──────── ИСХОДНЫЙ ТЕКСТ

Лишь опираясь на эту двигательную силу, знаменитый Постав Зеде10 построил свою лодку «Жимнот», уже похожую на нынешнюю субмарину. Зеде придумал остроумные способы для обеспечения за лодкой правильного движения на любой глубине. Он же создал для нее систему рулей, а также и ту комбинацию призм, которая ныне носит название перископа и позволяет подводной лодке видеть поверхность моря, будучи погруженной и невидимой. Тем не менее лучшая из лодок этой же системы, носившая имя изобретателя — «Густав Зеде», была почти вся переполнена электрическими батареями для аккумуляторов и не могла плыть своими силами более одного дня медленным ходом и трех часов быстрым.

Следующий шаг был сделан французом же, именно инженером Лобефом11. Он приспособил для своей лодки «Нарвал» паровую машину с керосинной топкой. Радиус действия лодки чрезвычайно расширился. К тому же оказалось возможным пользоваться той же паровой машиной как генератором электрической энергии для аккумуляторов.

Но самым важным было превращение субмарины, лодки подводной, в то, что французы назвали сюбмерсиблемнырятелем. Такая лодка идет по поверхности, как обыкновенный маленький пароход, затрачивая, таким образом, небольшое количество топлива. Когда нужно, она закупоривается и ныряет. Под водой она идет при помощи аккумуляторов. Лобеф, таким образом, связал свое имя с важнейшим прогрессом в этом деле.

С тех пор усовершенствование шло быстрыми шагами. «Нарвал», построенный в 1901 году, имел 150 тонн водоизмещения. «Постав Зеде 2-й», построенный в 1911 году, имеет уже 800 тонн. «Нарвал» ходил под водой с быстротой пяти узлов. Сейчас подводные лодки ходят с быстротой до 11 узлов.

Спорным остается, Англия или Германия ввели первые пушки, приспособленные к действию субмарин, когда они нападают на торговое судно, оставаясь на поверхности.

Первое английское подводное судно было построено британским адмиралтейством в 1900 году. Система, которой придерживаются англичане, создана американским изобретателем Голландом. Викрос снабдил особым усовершенствованным двигателем эту лодку.

Главным строителем подводных лодок в Германии является Крупп. Он занялся этим делом с 1906 года. Его лодки носят название «U» — сокращенное «Untersee-bott».

Совершенно той же системы лодки и у Австрии.

Россия пробовала пользоваться в японскую войну лодками, построенными по рисунку инженера Пшевицкого12, переслав эти маленькие лодки (60 тонн) по сибирской дороге на Дальний Восток. Лодки не прибыли вовремя. С 1904 года Россия приняла тип лодки Голланда, который, однако, у нас носит название лодки Бирилева.

────────────────
──────── ФРАГМЕНТ НАБОРА ДАННЫХ

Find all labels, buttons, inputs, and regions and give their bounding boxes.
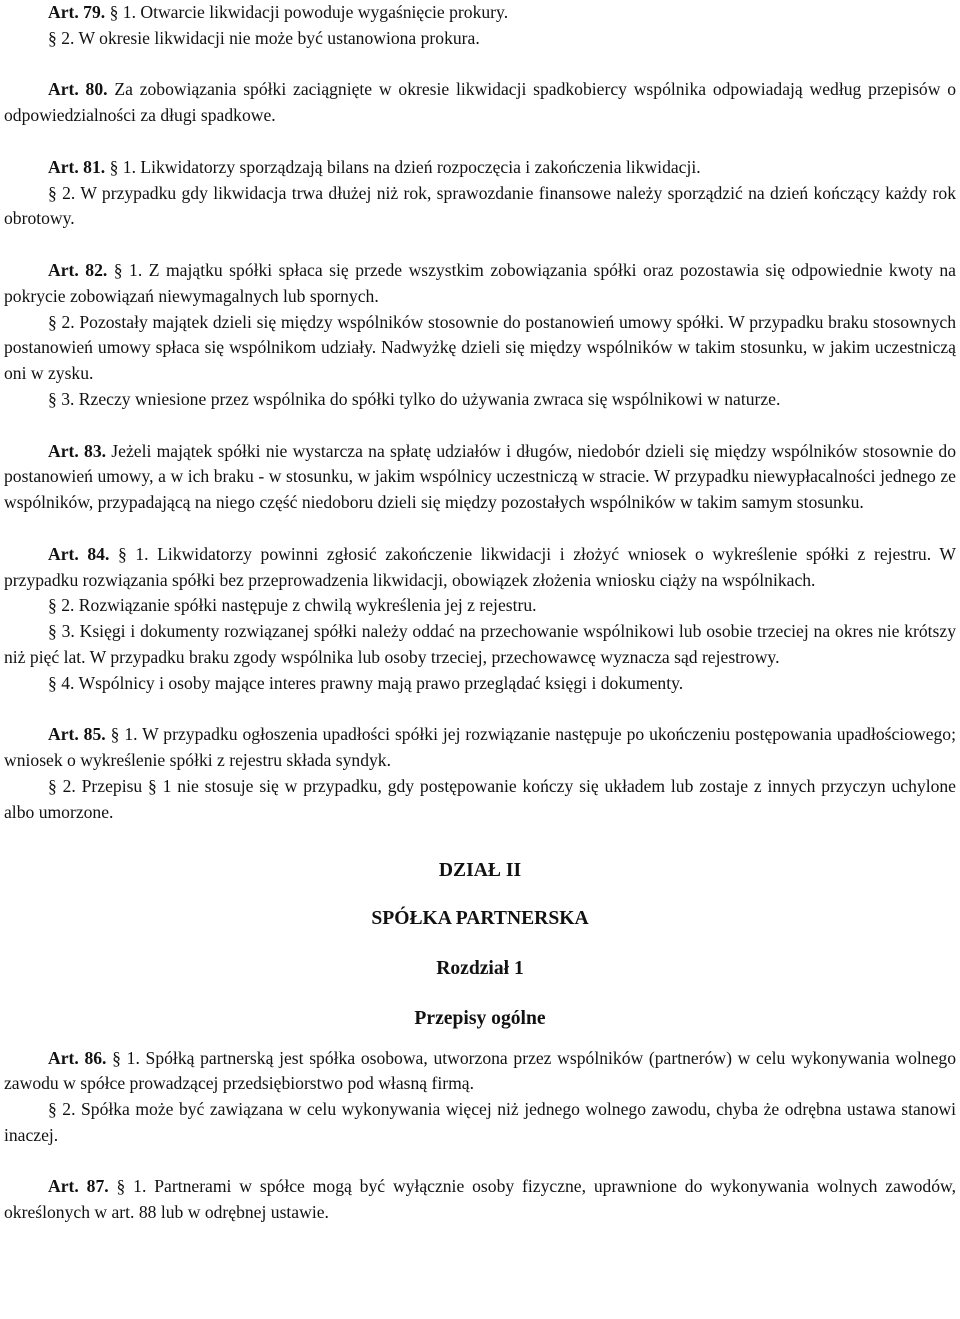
article-label: Art. 82. (48, 259, 108, 280)
paragraph-text: § 1. Spółką partnerską jest spółka osobowa, utworzona przez wspólników (partnerów) w celu wykonywania wolnego zawodu w spółce prowadzącej przedsiębiorstwo pod własną firmą. (4, 1047, 956, 1094)
article-81 (4, 155, 956, 232)
article-81-par-2: § 2. W przypadku gdy likwidacja trwa dłużej niż rok, sprawozdanie finansowe należy sporządzić na dzień kończący każdy rok obrotowy. (4, 182, 956, 229)
chapter-heading: Rozdział 1 (436, 957, 524, 979)
article-87-par-1 (4, 1174, 956, 1226)
article-label: Art. 84. (48, 543, 110, 564)
article-81-par-1 (4, 155, 956, 181)
paragraph-text: § 1. Likwidatorzy powinni zgłosić zakończenie likwidacji i złożyć wniosek o wykreślenie spółki z rejestru. W przypadku rozwiązania spółki bez przeprowadzenia likwidacji, obowiązek złożenia wniosku ciąży na wspólnikach. (4, 543, 957, 590)
paragraph-text: § 1. Z majątku spółki spłaca się przede wszystkim zobowiązania spółki oraz pozostawia się odpowiednie kwoty na pokrycie zobowiązań niewymagalnych lub spornych. (4, 259, 956, 306)
article-86 (4, 1046, 956, 1149)
article-label: Art. 85. (48, 724, 106, 745)
article-80 (4, 77, 956, 129)
article-84 (4, 542, 956, 697)
article-79 (4, 0, 956, 52)
article-label: Art. 87. (48, 1176, 109, 1197)
article-84-par-1 (4, 542, 956, 594)
article-79-par-2: § 2. W okresie likwidacji nie może być ustanowiona prokura. (48, 27, 480, 48)
article-84-par-4: § 4. Wspólnicy i osoby mające interes prawny mają prawo przeglądać księgi i dokumenty. (48, 672, 684, 693)
paragraph-text: Jeżeli majątek spółki nie wystarcza na spłatę udziałów i długów, niedobór dzieli się między wspólników stosownie do postanowień umowy, a w ich braku - w stosunku, w jakim wspólnicy uczestniczą w stracie. W przypadku niewypłacalności jednego ze wspólników, przypadającą na niego część niedoboru dzieli się między pozostałych wspólników w takim samym stosunku. (4, 440, 956, 513)
paragraph-text: § 1. W przypadku ogłoszenia upadłości spółki jej rozwiązanie następuje po ukończeniu postępowania upadłościowego; wniosek o wykreślenie spółki z rejestru składa syndyk. (4, 724, 956, 771)
article-86-par-2: § 2. Spółka może być zawiązana w celu wykonywania więcej niż jednego wolnego zawodu, chyba że odrębna ustawa stanowi inaczej. (4, 1099, 956, 1145)
article-label: Art. 83. (48, 440, 107, 461)
article-82-par-2: § 2. Pozostały majątek dzieli się między wspólników stosownie do postanowień umowy spółki. W przypadku braku stosownych postanowień umowy spłaca się wspólnikom udziały. Nadwyżkę dzieli się między wspólników w takim stosunku, w jakim uczestniczą oni w zysku. (4, 311, 956, 384)
paragraph-text: § 1. Otwarcie likwidacji powoduje wygaśnięcie prokury. (109, 2, 509, 22)
paragraph-text: § 1. Likwidatorzy sporządzają bilans na dzień rozpoczęcia i zakończenia likwidacji. (109, 156, 701, 177)
article-85-par-1 (4, 722, 956, 774)
article-85-par-2: § 2. Przepisu § 1 nie stosuje się w przypadku, gdy postępowanie kończy się układem lub zostaje z innych przyczyn uchylone albo umorzone. (4, 775, 956, 822)
paragraph-text: Za zobowiązania spółki zaciągnięte w okresie likwidacji spadkobiercy wspólnika odpowiadają według przepisów o odpowiedzialności za długi spadkowe. (4, 79, 956, 126)
division-title: SPÓŁKA PARTNERSKA (371, 907, 589, 929)
article-84-par-2: § 2. Rozwiązanie spółki następuje z chwilą wykreślenia jej z rejestru. (48, 595, 537, 616)
paragraph-text: § 1. Partnerami w spółce mogą być wyłącznie osoby fizyczne, uprawnione do wykonywania wolnych zawodów, określonych w art. 88 lub w odrębnej ustawie. (4, 1176, 956, 1223)
article-label: Art. 79. (48, 2, 106, 22)
article-82 (4, 258, 956, 413)
article-label: Art. 86. (48, 1047, 107, 1068)
article-86-par-1 (4, 1046, 956, 1098)
article-82-par-3: § 3. Rzeczy wniesione przez wspólnika do spółki tylko do używania zwraca się wspólnikowi w naturze. (48, 388, 781, 409)
article-83 (4, 439, 956, 516)
article-79-par-1 (4, 0, 956, 26)
chapter-title: Przepisy ogólne (414, 1007, 546, 1029)
article-label: Art. 80. (48, 79, 108, 100)
article-84-par-3: § 3. Księgi i dokumenty rozwiązanej spółki należy oddać na przechowanie wspólnikowi lub osobie trzeciej na okres nie krótszy niż pięć lat. W przypadku braku zgody wspólnika lub osoby trzeciej, przechowawcę wyznacza sąd rejestrowy. (4, 621, 956, 667)
article-label: Art. 81. (48, 156, 106, 177)
article-82-par-1 (4, 258, 956, 310)
article-85 (4, 722, 956, 825)
division-heading: DZIAŁ II (438, 859, 522, 881)
article-83-text (4, 439, 956, 516)
article-80-text (4, 77, 956, 129)
article-87 (4, 1174, 956, 1226)
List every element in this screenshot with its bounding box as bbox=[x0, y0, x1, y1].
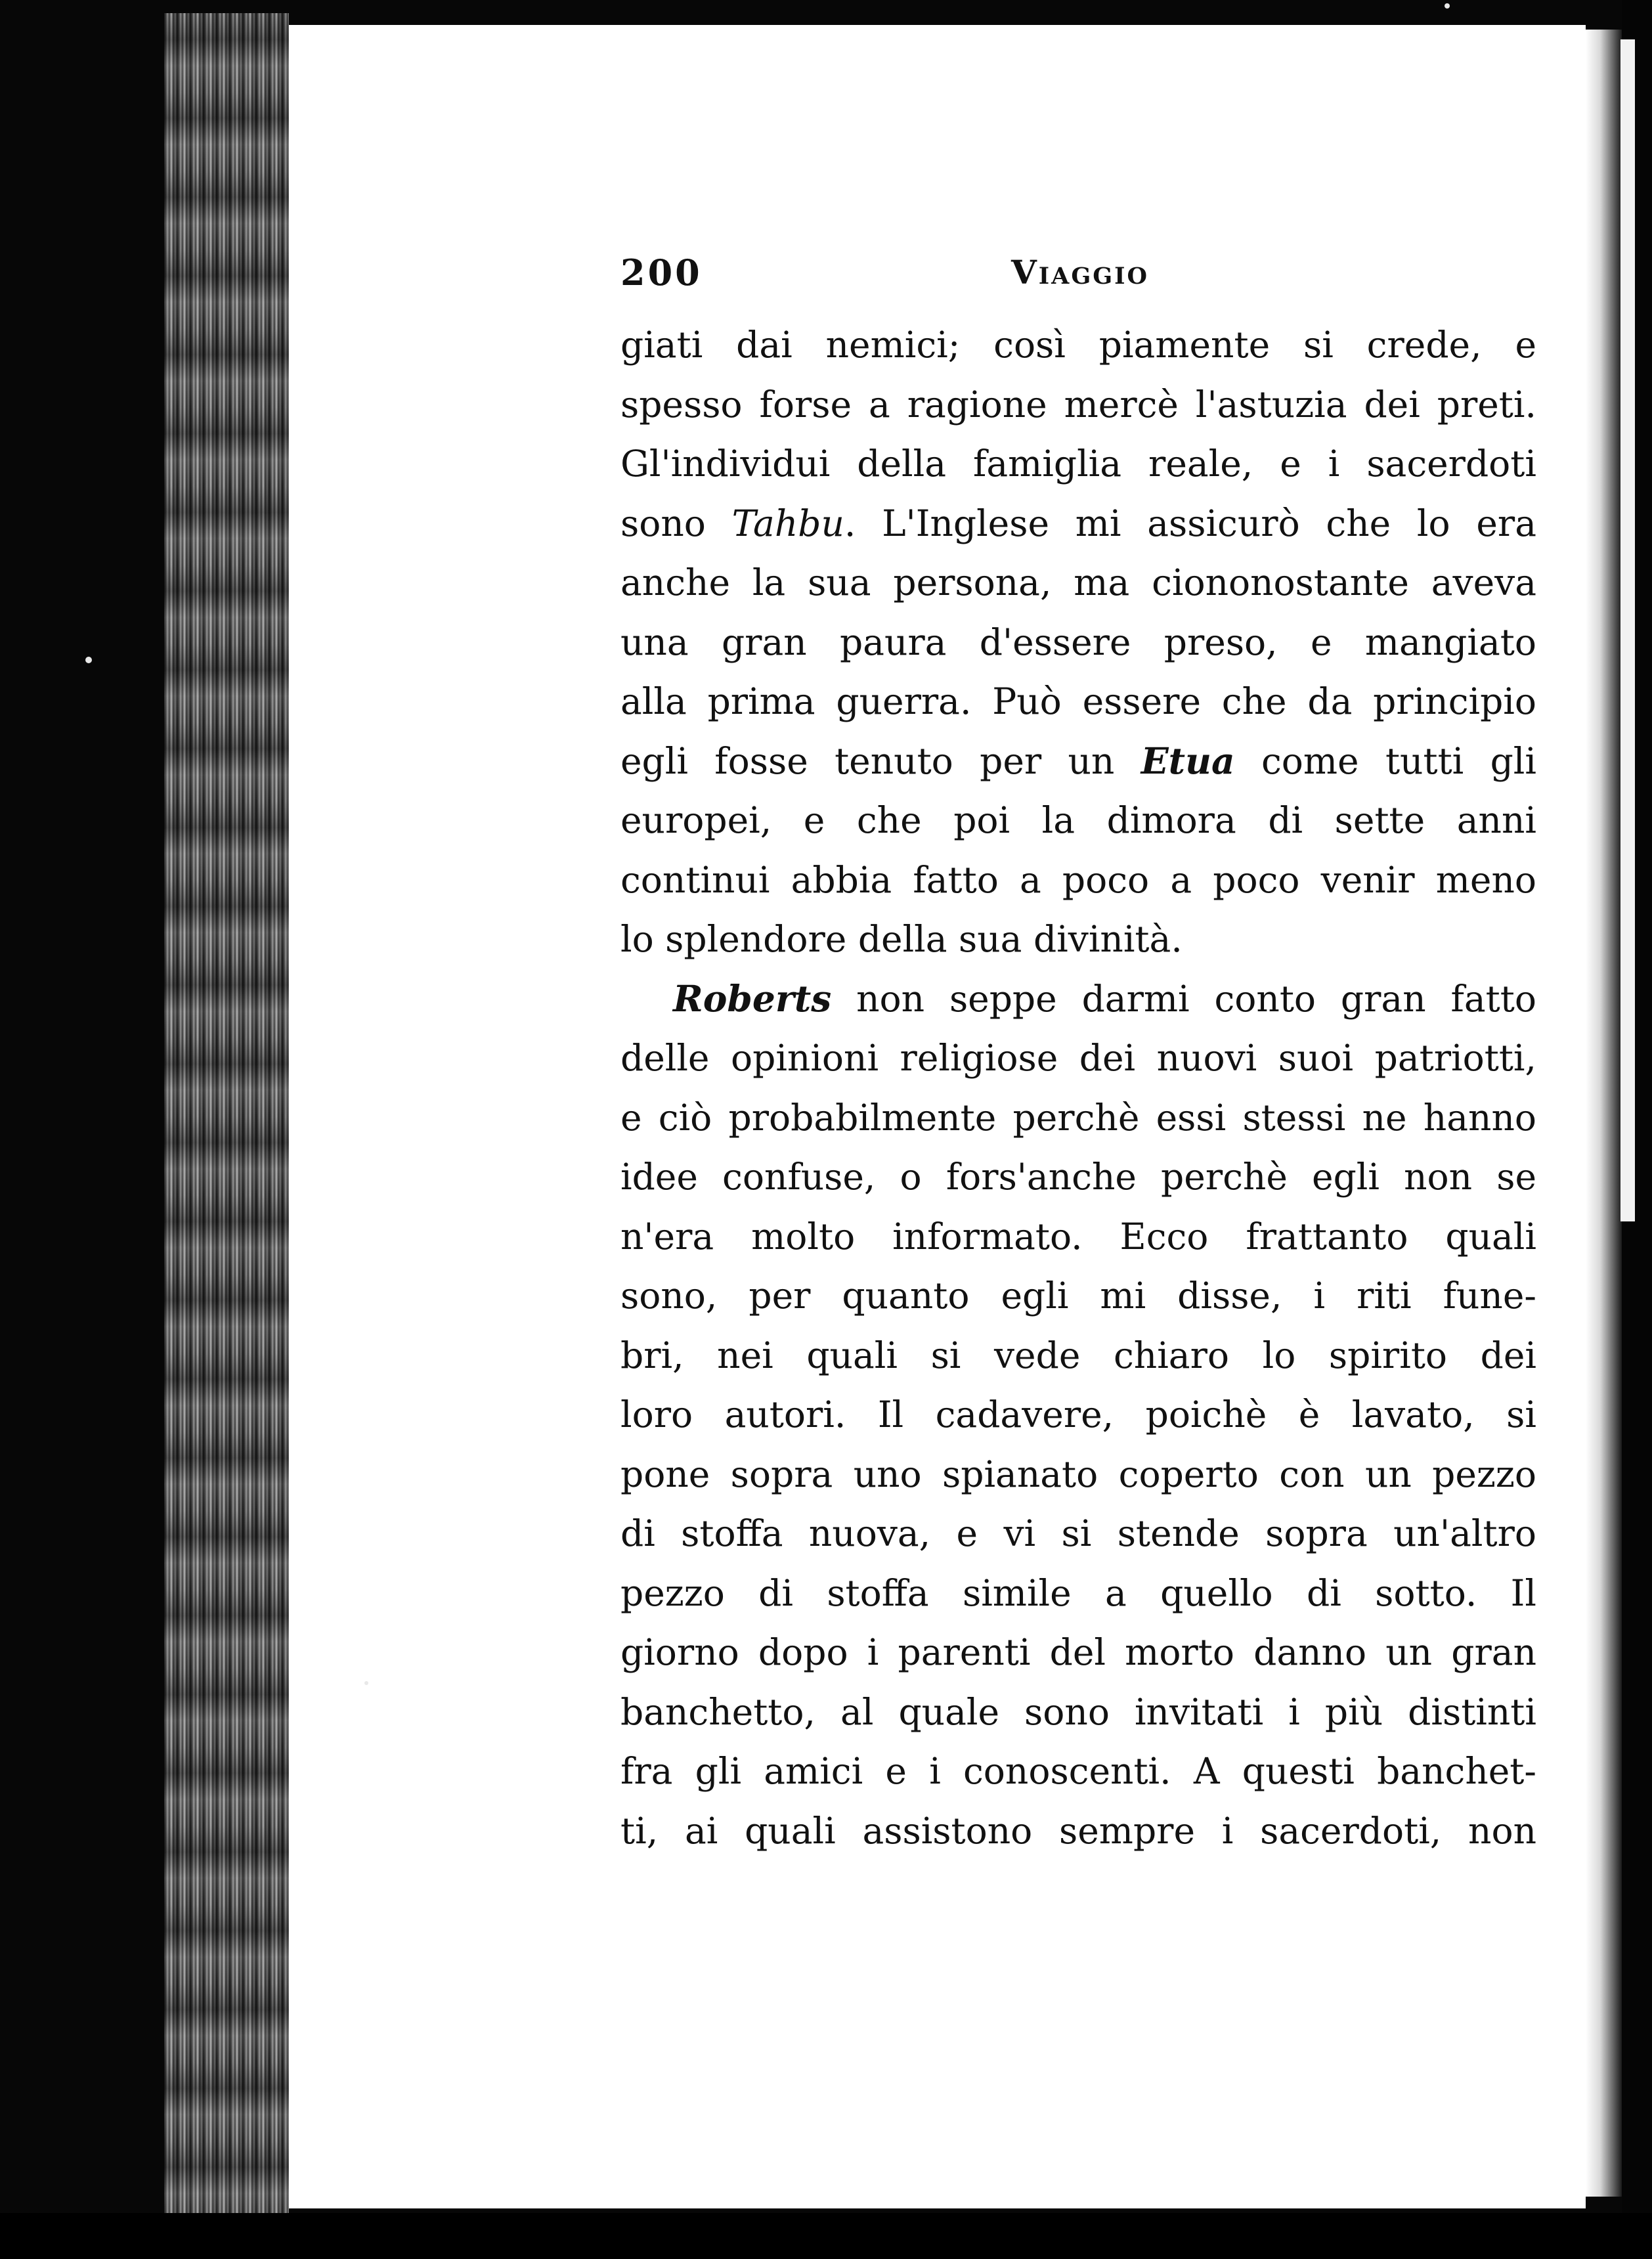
italic-term: Etua bbox=[1141, 739, 1235, 782]
text-line: alla prima guerra. Può essere che da principio bbox=[620, 680, 1536, 722]
running-head bbox=[620, 253, 1536, 318]
text-line: lo splendore della sua divinità. bbox=[620, 918, 1183, 960]
text-line: giati dai nemici; così piamente si crede, e bbox=[620, 324, 1536, 366]
text-line: fra gli amici e i conoscenti. A questi banchet- bbox=[620, 1750, 1536, 1792]
text-line: continui abbia fatto a poco a poco venir meno bbox=[620, 858, 1536, 901]
italic-name: Roberts bbox=[673, 976, 832, 1020]
right-page-edge bbox=[1586, 30, 1622, 2197]
text-line: di stoffa nuova, e vi si stende sopra un'altro bbox=[620, 1512, 1536, 1554]
bottom-border bbox=[0, 2213, 1652, 2259]
text-line: spesso forse a ragione mercè l'astuzia dei preti. bbox=[620, 383, 1536, 426]
body-text bbox=[620, 315, 1536, 1860]
text-line: banchetto, al quale sono invitati i più distinti bbox=[620, 1690, 1536, 1733]
text-line: pone sopra uno spianato coperto con un pezzo bbox=[620, 1453, 1536, 1495]
dust-speck bbox=[1445, 3, 1450, 9]
text-line: e ciò probabilmente perchè essi stessi ne hanno bbox=[620, 1096, 1536, 1139]
text-line: n'era molto informato. Ecco frattanto quali bbox=[620, 1215, 1536, 1258]
text-line: Gl'individui della famiglia reale, e i sacerdoti bbox=[620, 443, 1536, 485]
dust-speck bbox=[364, 1681, 368, 1685]
text-line: Roberts non seppe darmi conto gran fatto bbox=[673, 976, 1536, 1020]
right-page-sliver bbox=[1620, 39, 1635, 1221]
text-line: loro autori. Il cadavere, poichè è lavato, si bbox=[620, 1393, 1536, 1436]
text-line: anche la sua persona, ma ciononostante aveva bbox=[620, 561, 1536, 603]
text-line: sono, per quanto egli mi disse, i riti fune- bbox=[620, 1275, 1536, 1317]
text-line: egli fosse tenuto per un Etua come tutti gli bbox=[620, 739, 1536, 782]
text-line: una gran paura d'essere preso, e mangiato bbox=[620, 621, 1536, 663]
text-line: pezzo di stoffa simile a quello di sotto. Il bbox=[620, 1571, 1536, 1614]
page-number: 200 bbox=[620, 252, 703, 294]
text-line: bri, nei quali si vede chiaro lo spirito dei bbox=[620, 1334, 1536, 1376]
italic-term: Tahbu bbox=[731, 502, 844, 544]
text-line: sono Tahbu. L'Inglese mi assicurò che lo era bbox=[620, 502, 1536, 544]
text-line: giorno dopo i parenti del morto danno un gran bbox=[620, 1631, 1536, 1673]
text-line: ti, ai quali assistono sempre i sacerdoti, non bbox=[620, 1809, 1536, 1852]
running-title: Viaggio bbox=[1011, 253, 1149, 292]
book-fore-edge bbox=[164, 13, 289, 2220]
text-line: idee confuse, o fors'anche perchè egli non se bbox=[620, 1156, 1536, 1198]
text-line: europei, e che poi la dimora di sette anni bbox=[620, 799, 1536, 841]
dust-speck bbox=[85, 657, 92, 663]
text-line: delle opinioni religiose dei nuovi suoi patriotti, bbox=[620, 1037, 1536, 1079]
text-block bbox=[620, 252, 1536, 1852]
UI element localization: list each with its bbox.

────────────────

_СПИСОК ЗАДАНИЙ:_
• A. Выпишите в порядке появления все годы, которые упоминаются в тексте о подводных лодках.
• B. Продолжите текст о подводных лодках после его последнего предложения.
Записи взяты из другого источника.

_ОТВЕТЫ:_
• A. 1901, 1911, 1900, 1906, 1904

• B.
Скажем еще несколько слов о самом страшном оружии подводной лодки — о торпеде.

Торпеда изобретена английским инженером Робертом Уайтхедом13, работавшим в то время на кораблестроительном заводе в Фиуме. Германские торпеды Шварцкопфа и американские Блисса имеют почти тот же характер. Главная разница заключается в том, что последние двигаются при помощи турбины Куртиса.

Однако торпеда имела тоже свою историю.

Первая мысль о ней зародилась в уме австрийского капитана Лупуиса.

Мысль эта была такова: устроить маленькую бомбу с пистоном на носу, которая разрывалась бы при толчке о неприятельский корабль.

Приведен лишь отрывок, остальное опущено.